= INFORMATION PROVIDED =
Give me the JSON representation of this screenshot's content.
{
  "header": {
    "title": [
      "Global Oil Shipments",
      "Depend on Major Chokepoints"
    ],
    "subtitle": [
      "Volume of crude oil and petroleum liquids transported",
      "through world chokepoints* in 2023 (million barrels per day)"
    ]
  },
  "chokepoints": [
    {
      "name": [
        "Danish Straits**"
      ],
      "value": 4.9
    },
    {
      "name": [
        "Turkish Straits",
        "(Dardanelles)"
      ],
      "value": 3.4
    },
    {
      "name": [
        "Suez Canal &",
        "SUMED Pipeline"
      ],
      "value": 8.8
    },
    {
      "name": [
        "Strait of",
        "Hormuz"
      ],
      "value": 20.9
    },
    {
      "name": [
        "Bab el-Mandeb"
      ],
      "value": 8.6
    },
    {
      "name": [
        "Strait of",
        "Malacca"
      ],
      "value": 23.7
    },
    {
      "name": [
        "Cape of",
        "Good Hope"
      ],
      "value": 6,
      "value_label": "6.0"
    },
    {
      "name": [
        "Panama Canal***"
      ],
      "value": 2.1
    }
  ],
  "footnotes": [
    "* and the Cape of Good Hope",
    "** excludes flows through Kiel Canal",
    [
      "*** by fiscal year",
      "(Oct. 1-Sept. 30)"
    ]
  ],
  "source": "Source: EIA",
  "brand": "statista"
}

= WORK REQUIRED =
Among the lines of the material, find those that hold the word "through" and copy them.

= SOLUTION TO THIS TASK =
      "through world chokepoints* in 2023 (million barrels per day)"
    "** excludes flows through Kiel Canal",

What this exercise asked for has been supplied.